## WHAT YOU NEED TO DO
Transcribe every line of the records verbatim.

## RECORDS FOR THE TASK
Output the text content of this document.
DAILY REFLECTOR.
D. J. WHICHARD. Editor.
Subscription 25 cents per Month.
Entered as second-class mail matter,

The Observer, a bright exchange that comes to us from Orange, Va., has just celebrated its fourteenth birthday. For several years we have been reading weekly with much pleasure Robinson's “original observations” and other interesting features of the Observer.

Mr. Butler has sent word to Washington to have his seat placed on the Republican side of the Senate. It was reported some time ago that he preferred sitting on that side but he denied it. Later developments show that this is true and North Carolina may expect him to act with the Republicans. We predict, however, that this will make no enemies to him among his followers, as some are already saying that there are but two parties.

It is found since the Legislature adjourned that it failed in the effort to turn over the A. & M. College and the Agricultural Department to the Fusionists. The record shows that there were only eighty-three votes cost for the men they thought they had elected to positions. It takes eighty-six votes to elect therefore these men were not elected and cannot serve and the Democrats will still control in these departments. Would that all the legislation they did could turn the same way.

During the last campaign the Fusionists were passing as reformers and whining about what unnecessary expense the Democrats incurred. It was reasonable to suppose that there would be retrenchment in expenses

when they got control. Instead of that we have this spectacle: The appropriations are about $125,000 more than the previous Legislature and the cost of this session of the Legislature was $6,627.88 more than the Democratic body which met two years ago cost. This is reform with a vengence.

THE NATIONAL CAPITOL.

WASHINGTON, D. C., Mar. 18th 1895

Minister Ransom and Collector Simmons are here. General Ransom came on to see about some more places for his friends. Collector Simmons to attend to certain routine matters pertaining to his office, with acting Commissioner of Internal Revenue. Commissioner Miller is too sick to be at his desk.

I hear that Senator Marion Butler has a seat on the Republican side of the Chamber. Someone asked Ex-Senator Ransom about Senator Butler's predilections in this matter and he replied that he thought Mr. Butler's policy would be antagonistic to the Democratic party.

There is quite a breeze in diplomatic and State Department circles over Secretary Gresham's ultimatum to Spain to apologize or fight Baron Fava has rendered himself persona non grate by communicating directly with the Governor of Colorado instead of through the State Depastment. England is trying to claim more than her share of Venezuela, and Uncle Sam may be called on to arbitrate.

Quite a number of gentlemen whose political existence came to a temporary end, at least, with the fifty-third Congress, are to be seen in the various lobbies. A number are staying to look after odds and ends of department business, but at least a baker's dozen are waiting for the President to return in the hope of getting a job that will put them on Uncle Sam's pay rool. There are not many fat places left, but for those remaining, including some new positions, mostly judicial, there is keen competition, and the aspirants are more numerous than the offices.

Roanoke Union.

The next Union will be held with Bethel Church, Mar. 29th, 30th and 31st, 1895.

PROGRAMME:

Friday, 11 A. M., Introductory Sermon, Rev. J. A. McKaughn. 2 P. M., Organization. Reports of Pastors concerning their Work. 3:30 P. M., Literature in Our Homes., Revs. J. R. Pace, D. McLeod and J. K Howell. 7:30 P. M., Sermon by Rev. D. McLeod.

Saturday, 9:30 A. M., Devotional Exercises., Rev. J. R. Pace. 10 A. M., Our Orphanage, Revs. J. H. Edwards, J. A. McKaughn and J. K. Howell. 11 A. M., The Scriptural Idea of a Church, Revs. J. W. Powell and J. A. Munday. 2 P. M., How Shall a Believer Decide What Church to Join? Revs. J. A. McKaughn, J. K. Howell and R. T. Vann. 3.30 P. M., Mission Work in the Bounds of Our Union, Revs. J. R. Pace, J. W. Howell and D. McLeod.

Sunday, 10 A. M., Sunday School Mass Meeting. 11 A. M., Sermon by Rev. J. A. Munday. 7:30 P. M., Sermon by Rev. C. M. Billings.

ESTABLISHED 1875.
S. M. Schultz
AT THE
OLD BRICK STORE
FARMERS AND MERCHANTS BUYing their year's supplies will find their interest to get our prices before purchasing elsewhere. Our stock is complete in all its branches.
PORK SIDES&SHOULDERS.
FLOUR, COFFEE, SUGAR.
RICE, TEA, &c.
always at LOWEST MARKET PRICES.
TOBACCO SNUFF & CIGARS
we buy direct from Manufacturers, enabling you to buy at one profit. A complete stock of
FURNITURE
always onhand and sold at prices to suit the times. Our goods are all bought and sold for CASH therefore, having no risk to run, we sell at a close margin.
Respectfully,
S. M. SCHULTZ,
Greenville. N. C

## SOLUTION TO THIS TASK
Output the text content of this document.
DAILY REFLECTOR.
D. J. WHICHARD. Editor.
Subscription 25 cents per Month.
Entered as second-class mail matter,

The Observer, a bright exchange that comes to us from Orange, Va., has just celebrated its fourteenth birthday. For several years we have been reading weekly with much pleasure Robinson's “original observations” and other interesting features of the Observer.

Mr. Butler has sent word to Washington to have his seat placed on the Republican side of the Senate. It was reported some time ago that he preferred sitting on that side but he denied it. Later developments show that this is true and North Carolina may expect him to act with the Republicans. We predict, however, that this will make no enemies to him among his followers, as some are already saying that there are but two parties.

It is found since the Legislature adjourned that it failed in the effort to turn over the A. & M. College and the Agricultural Department to the Fusionists. The record shows that there were only eighty-three votes cost for the men they thought they had elected to positions. It takes eighty-six votes to elect therefore these men were not elected and cannot serve and the Democrats will still control in these departments. Would that all the legislation they did could turn the same way.

During the last campaign the Fusionists were passing as reformers and whining about what unnecessary expense the Democrats incurred. It was reasonable to suppose that there would be retrenchment in expenses

when they got control. Instead of that we have this spectacle: The appropriations are about $125,000 more than the previous Legislature and the cost of this session of the Legislature was $6,627.88 more than the Democratic body which met two years ago cost. This is reform with a vengence.

THE NATIONAL CAPITOL.

WASHINGTON, D. C., Mar. 18th 1895

Minister Ransom and Collector Simmons are here. General Ransom came on to see about some more places for his friends. Collector Simmons to attend to certain routine matters pertaining to his office, with acting Commissioner of Internal Revenue. Commissioner Miller is too sick to be at his desk.

I hear that Senator Marion Butler has a seat on the Republican side of the Chamber. Someone asked Ex-Senator Ransom about Senator Butler's predilections in this matter and he replied that he thought Mr. Butler's policy would be antagonistic to the Democratic party.

There is quite a breeze in diplomatic and State Department circles over Secretary Gresham's ultimatum to Spain to apologize or fight Baron Fava has rendered himself persona non grate by communicating directly with the Governor of Colorado instead of through the State Depastment. England is trying to claim more than her share of Venezuela, and Uncle Sam may be called on to arbitrate.

Quite a number of gentlemen whose political existence came to a temporary end, at least, with the fifty-third Congress, are to be seen in the various lobbies. A number are staying to look after odds and ends of department business, but at least a baker's dozen are waiting for the President to return in the hope of getting a job that will put them on Uncle Sam's pay rool. There are not many fat places left, but for those remaining, including some new positions, mostly judicial, there is keen competition, and the aspirants are more numerous than the offices.

Roanoke Union.

The next Union will be held with Bethel Church, Mar. 29th, 30th and 31st, 1895.

PROGRAMME:

Friday, 11 A. M., Introductory Sermon, Rev. J. A. McKaughn. 2 P. M., Organization. Reports of Pastors concerning their Work. 3:30 P. M., Literature in Our Homes., Revs. J. R. Pace, D. McLeod and J. K Howell. 7:30 P. M., Sermon by Rev. D. McLeod.

Saturday, 9:30 A. M., Devotional Exercises., Rev. J. R. Pace. 10 A. M., Our Orphanage, Revs. J. H. Edwards, J. A. McKaughn and J. K. Howell. 11 A. M., The Scriptural Idea of a Church, Revs. J. W. Powell and J. A. Munday. 2 P. M., How Shall a Believer Decide What Church to Join? Revs. J. A. McKaughn, J. K. Howell and R. T. Vann. 3.30 P. M., Mission Work in the Bounds of Our Union, Revs. J. R. Pace, J. W. Howell and D. McLeod.

Sunday, 10 A. M., Sunday School Mass Meeting. 11 A. M., Sermon by Rev. J. A. Munday. 7:30 P. M., Sermon by Rev. C. M. Billings.

ESTABLISHED 1875.
S. M. Schultz
AT THE
OLD BRICK STORE
FARMERS AND MERCHANTS BUYing their year's supplies will find their interest to get our prices before purchasing elsewhere. Our stock is complete in all its branches.
PORK SIDES&SHOULDERS.
FLOUR, COFFEE, SUGAR.
RICE, TEA, &c.
always at LOWEST MARKET PRICES.
TOBACCO SNUFF & CIGARS
we buy direct from Manufacturers, enabling you to buy at one profit. A complete stock of
FURNITURE
always onhand and sold at prices to suit the times. Our goods are all bought and sold for CASH therefore, having no risk to run, we sell at a close margin.
Respectfully,
S. M. SCHULTZ,
Greenville. N. C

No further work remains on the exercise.